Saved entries
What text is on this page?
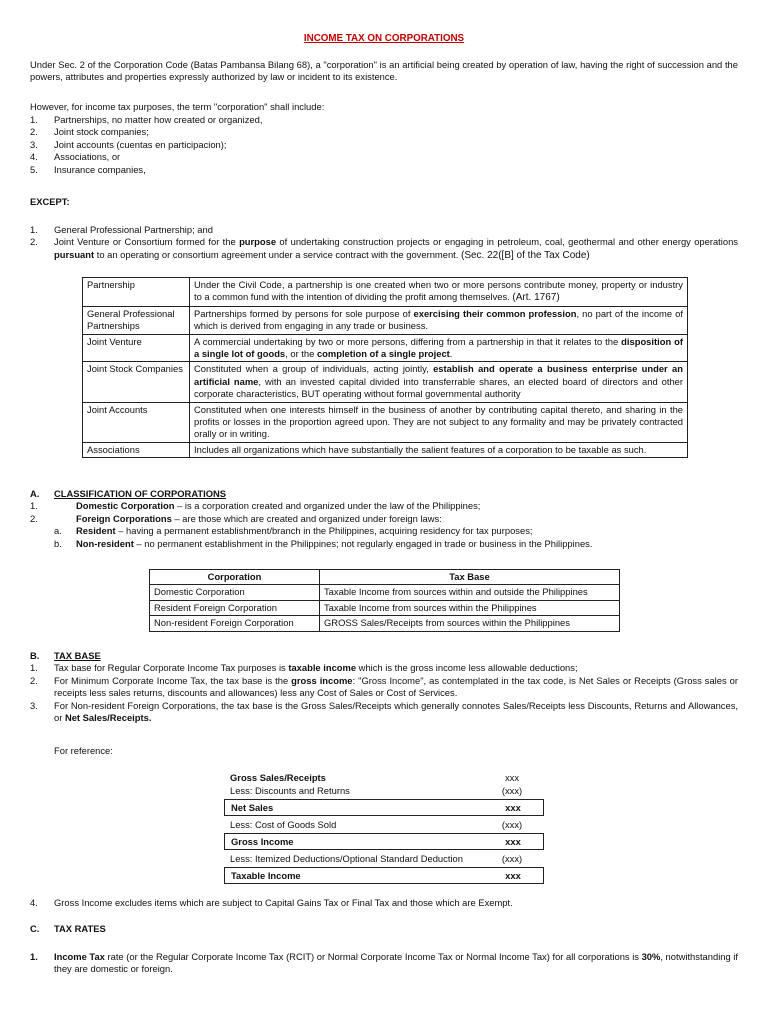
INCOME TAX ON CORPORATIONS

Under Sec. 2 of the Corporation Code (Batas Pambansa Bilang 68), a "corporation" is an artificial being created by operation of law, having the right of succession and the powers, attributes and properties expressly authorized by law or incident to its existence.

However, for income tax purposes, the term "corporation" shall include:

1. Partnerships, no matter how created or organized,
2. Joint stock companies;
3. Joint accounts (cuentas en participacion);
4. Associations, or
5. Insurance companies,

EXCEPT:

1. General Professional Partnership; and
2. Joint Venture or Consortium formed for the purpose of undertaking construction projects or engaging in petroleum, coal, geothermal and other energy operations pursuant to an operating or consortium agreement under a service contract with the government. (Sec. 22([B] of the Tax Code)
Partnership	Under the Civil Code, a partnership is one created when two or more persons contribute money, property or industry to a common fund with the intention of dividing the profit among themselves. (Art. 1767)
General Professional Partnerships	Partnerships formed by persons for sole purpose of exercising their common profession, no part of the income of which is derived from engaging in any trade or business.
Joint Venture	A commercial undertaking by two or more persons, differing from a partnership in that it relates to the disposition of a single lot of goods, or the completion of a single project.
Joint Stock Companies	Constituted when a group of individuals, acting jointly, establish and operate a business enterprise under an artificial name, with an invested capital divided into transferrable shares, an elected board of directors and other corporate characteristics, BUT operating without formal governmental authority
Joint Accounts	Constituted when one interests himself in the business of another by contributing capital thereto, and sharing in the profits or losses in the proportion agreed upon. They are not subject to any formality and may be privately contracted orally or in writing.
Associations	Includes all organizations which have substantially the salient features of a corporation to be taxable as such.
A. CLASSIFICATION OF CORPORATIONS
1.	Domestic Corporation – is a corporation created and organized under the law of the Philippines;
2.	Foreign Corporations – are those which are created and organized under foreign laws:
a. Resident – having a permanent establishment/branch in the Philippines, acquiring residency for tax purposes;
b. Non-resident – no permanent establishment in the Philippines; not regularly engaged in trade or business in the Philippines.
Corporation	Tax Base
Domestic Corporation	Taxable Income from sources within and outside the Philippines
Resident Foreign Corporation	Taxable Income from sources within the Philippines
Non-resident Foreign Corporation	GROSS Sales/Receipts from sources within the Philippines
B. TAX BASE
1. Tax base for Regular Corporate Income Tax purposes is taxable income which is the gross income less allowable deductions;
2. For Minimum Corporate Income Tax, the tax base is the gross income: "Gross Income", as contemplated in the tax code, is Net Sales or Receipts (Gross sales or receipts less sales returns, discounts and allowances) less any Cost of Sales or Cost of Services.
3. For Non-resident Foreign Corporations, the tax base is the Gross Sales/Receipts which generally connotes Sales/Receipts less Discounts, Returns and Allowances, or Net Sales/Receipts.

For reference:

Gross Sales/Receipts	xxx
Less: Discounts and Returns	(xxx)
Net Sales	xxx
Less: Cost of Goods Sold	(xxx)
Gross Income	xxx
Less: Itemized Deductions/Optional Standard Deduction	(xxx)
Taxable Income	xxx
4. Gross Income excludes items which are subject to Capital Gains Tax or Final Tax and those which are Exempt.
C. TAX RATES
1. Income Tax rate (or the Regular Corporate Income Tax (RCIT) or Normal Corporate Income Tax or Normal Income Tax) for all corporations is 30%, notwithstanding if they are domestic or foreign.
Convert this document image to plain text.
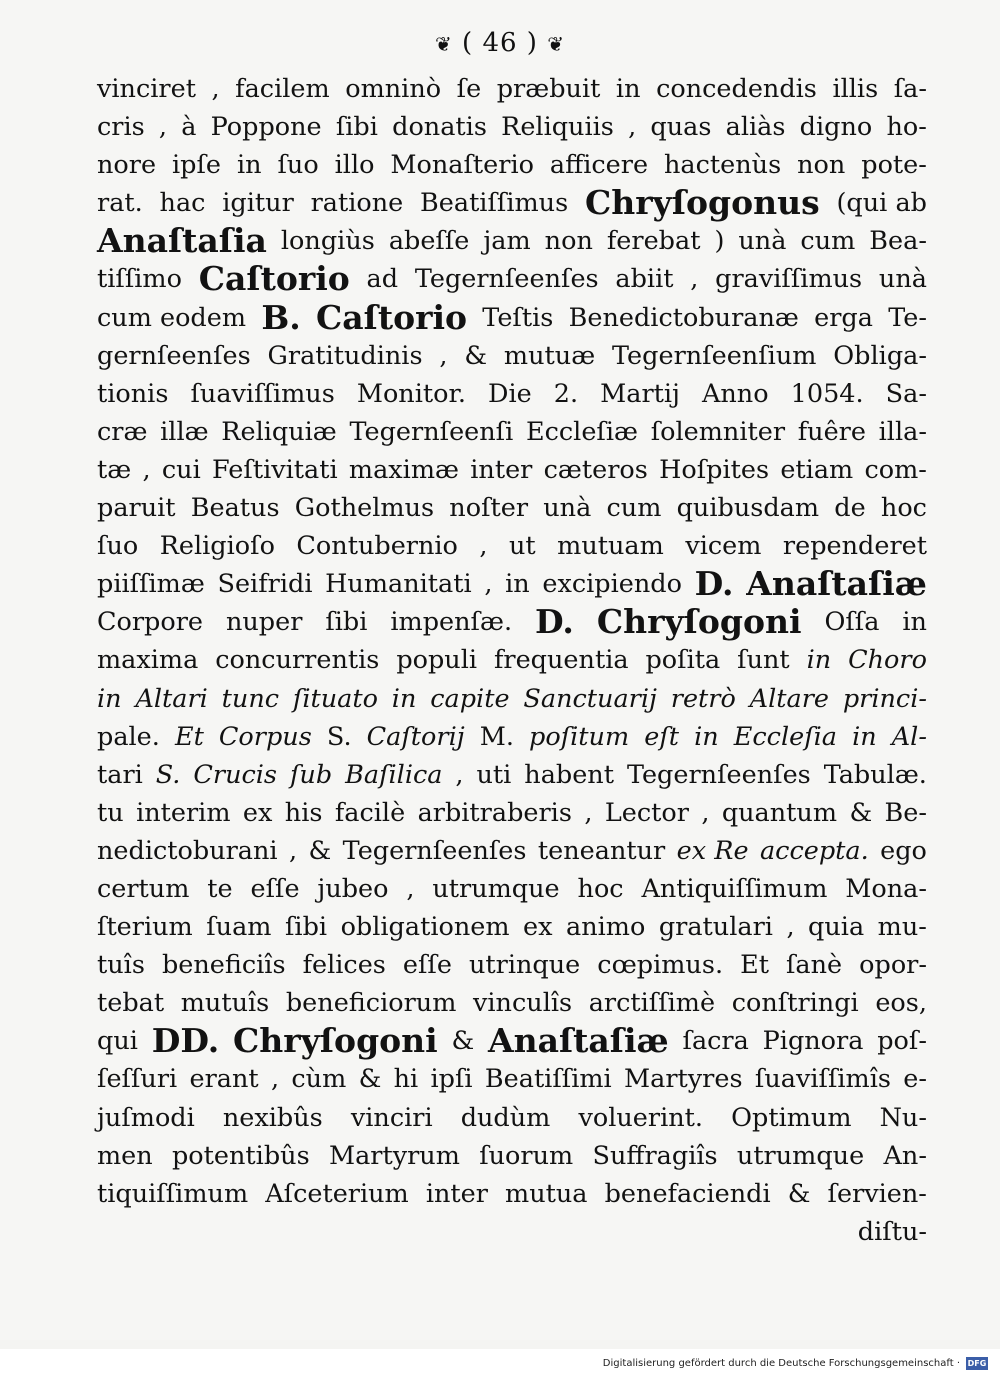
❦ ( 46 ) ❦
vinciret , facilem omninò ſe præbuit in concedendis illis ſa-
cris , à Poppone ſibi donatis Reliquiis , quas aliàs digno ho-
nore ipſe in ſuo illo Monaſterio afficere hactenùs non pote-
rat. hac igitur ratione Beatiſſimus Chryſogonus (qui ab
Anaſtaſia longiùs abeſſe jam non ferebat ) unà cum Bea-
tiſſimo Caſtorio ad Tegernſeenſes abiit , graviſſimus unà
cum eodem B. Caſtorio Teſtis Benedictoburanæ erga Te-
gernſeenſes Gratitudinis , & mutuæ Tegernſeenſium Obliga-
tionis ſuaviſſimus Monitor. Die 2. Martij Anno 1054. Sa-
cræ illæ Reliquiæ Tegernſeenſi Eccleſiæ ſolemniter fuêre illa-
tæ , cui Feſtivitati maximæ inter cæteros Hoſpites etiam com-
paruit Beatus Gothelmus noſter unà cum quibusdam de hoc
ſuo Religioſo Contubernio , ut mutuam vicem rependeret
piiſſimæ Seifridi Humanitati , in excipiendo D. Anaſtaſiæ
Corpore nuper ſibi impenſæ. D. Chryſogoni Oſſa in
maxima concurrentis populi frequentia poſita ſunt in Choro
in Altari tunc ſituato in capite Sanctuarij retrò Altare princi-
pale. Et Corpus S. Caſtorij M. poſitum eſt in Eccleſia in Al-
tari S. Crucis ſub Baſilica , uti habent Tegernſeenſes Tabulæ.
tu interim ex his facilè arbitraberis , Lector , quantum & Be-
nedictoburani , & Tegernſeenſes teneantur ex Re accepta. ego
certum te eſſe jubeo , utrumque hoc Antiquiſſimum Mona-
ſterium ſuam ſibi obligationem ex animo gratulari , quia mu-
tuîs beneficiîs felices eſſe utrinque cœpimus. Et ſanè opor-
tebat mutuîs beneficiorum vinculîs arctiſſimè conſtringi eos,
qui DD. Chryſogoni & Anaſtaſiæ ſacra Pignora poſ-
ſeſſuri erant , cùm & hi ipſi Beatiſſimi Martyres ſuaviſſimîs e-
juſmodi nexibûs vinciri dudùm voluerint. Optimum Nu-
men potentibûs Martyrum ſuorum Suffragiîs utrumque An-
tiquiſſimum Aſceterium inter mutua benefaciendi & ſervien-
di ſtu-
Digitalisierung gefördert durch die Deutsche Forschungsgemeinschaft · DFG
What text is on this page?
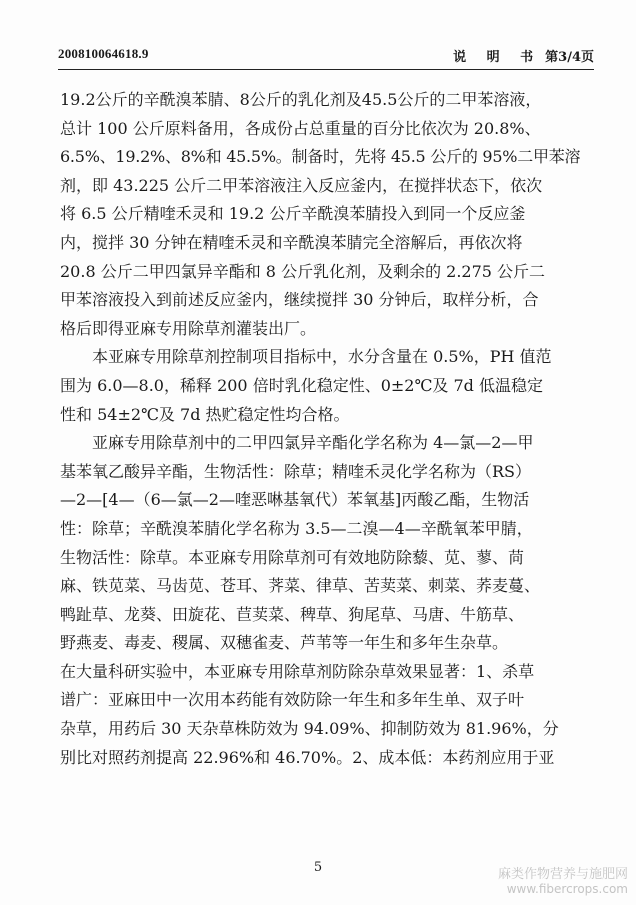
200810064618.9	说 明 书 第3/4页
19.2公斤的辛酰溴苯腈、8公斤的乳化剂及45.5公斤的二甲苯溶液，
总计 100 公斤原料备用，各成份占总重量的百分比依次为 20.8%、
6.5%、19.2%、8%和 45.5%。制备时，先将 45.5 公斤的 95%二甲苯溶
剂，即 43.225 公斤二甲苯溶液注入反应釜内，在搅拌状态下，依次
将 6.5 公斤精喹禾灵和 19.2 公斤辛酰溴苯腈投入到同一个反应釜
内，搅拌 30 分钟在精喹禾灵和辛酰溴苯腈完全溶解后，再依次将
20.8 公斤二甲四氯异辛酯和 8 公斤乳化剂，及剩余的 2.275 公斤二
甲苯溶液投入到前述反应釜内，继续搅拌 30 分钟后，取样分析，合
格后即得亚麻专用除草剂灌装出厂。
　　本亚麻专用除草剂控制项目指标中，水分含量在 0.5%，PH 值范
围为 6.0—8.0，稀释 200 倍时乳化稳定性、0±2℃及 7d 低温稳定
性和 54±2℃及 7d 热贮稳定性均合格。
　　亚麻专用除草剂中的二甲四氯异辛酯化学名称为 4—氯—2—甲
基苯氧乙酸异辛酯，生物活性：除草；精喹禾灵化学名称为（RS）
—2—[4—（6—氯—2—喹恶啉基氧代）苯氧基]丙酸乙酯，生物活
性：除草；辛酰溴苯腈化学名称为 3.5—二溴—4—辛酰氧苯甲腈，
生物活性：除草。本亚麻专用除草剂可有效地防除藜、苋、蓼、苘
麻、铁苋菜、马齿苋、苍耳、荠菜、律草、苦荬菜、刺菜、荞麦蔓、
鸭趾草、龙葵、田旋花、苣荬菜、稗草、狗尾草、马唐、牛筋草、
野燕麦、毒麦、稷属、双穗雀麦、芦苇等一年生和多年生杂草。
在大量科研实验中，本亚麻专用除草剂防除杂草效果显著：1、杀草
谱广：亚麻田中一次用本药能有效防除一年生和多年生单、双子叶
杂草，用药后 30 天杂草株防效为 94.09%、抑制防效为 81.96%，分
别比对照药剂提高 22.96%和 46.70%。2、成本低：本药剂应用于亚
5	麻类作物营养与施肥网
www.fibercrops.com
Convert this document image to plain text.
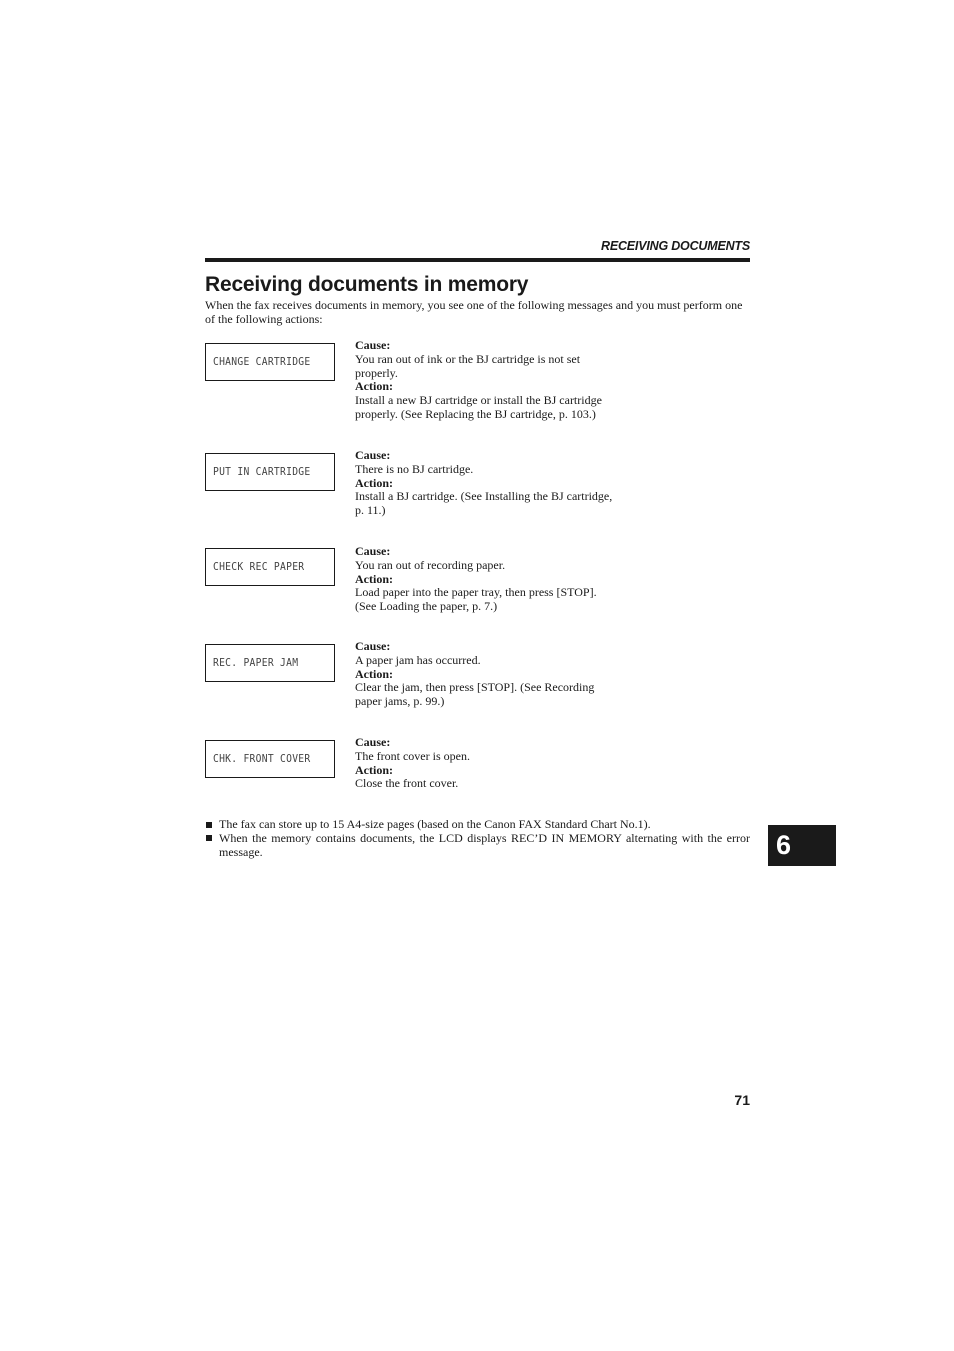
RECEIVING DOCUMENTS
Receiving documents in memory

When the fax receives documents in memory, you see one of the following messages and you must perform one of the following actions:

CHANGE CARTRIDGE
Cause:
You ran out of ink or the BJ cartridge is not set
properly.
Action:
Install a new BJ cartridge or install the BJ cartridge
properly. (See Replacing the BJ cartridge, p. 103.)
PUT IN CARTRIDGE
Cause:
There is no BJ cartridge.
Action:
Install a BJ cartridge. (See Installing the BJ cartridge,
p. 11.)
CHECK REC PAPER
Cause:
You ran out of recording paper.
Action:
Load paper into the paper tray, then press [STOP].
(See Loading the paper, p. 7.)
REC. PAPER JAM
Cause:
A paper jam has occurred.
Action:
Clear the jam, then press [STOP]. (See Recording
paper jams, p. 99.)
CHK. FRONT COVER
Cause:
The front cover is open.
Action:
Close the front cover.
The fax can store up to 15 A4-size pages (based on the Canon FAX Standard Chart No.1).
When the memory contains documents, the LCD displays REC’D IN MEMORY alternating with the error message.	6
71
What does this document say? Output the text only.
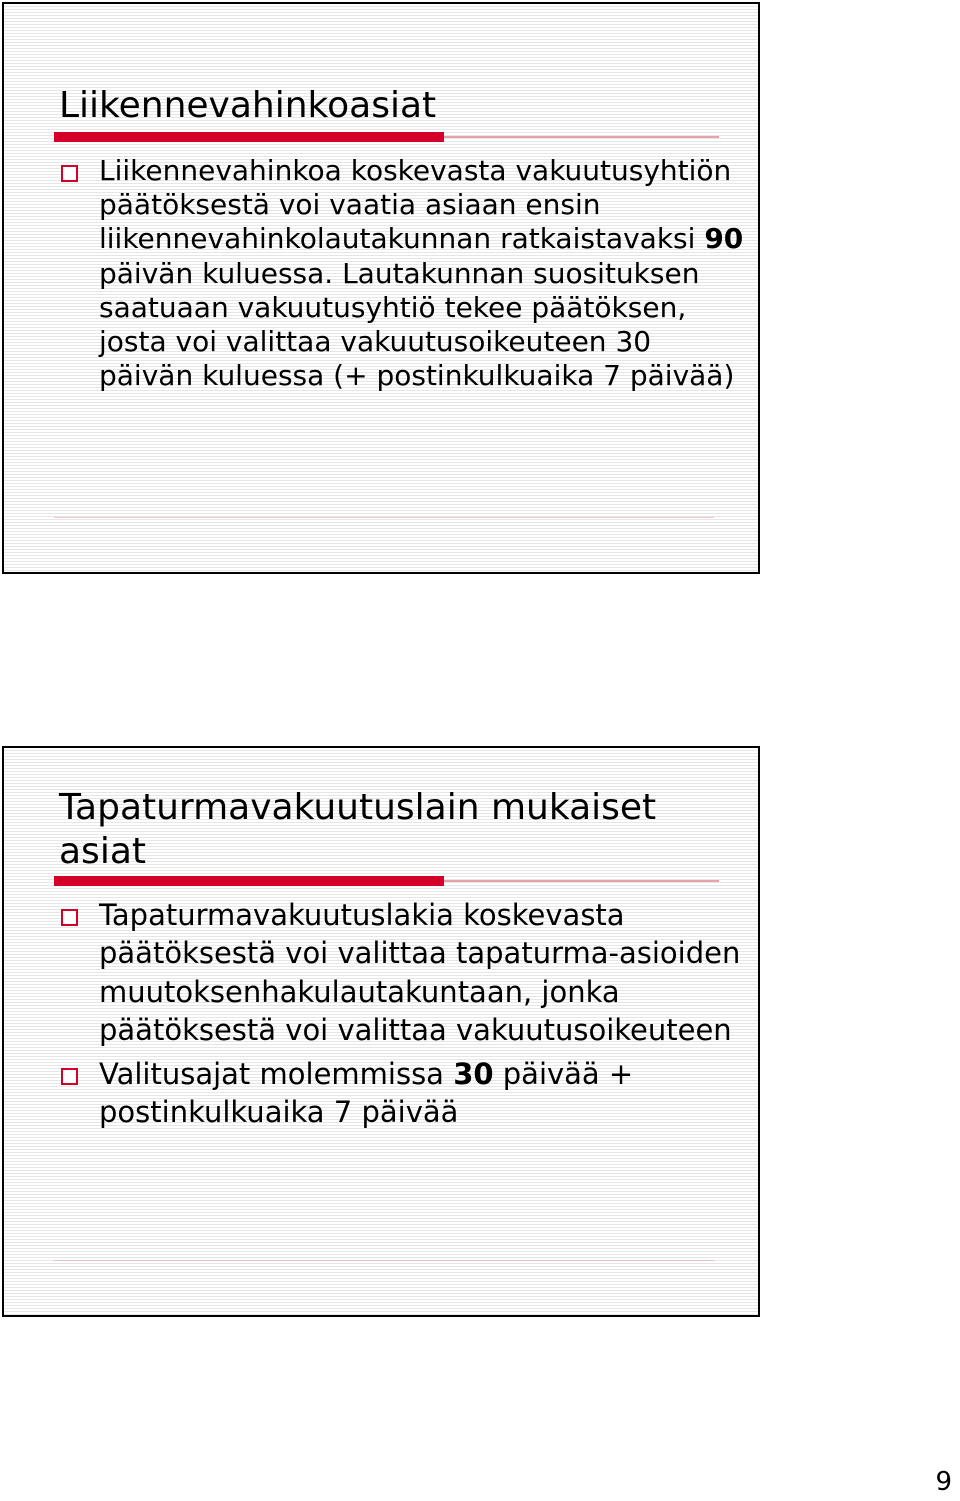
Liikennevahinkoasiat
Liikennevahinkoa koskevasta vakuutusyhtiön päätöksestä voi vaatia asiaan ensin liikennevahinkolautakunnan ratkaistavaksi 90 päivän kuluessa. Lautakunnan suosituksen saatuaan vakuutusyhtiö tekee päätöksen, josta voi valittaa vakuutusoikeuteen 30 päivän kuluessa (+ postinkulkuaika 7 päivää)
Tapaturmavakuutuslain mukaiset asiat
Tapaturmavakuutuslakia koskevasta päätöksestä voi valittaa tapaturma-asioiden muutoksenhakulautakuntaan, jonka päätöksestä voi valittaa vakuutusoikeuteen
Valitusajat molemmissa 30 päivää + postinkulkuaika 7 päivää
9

Requirement: Each line from the one that contains "What does this" to the end of the listing must be quoted exactly; no other line and no picture belongs in the copy.

Task output:
What does this document say? Output the text only.
Liikennevahinkoasiat
Liikennevahinkoa koskevasta vakuutusyhtiön päätöksestä voi vaatia asiaan ensin liikennevahinkolautakunnan ratkaistavaksi 90 päivän kuluessa. Lautakunnan suosituksen saatuaan vakuutusyhtiö tekee päätöksen, josta voi valittaa vakuutusoikeuteen 30 päivän kuluessa (+ postinkulkuaika 7 päivää)
Tapaturmavakuutuslain mukaiset asiat
Tapaturmavakuutuslakia koskevasta päätöksestä voi valittaa tapaturma-asioiden muutoksenhakulautakuntaan, jonka päätöksestä voi valittaa vakuutusoikeuteen
Valitusajat molemmissa 30 päivää + postinkulkuaika 7 päivää
9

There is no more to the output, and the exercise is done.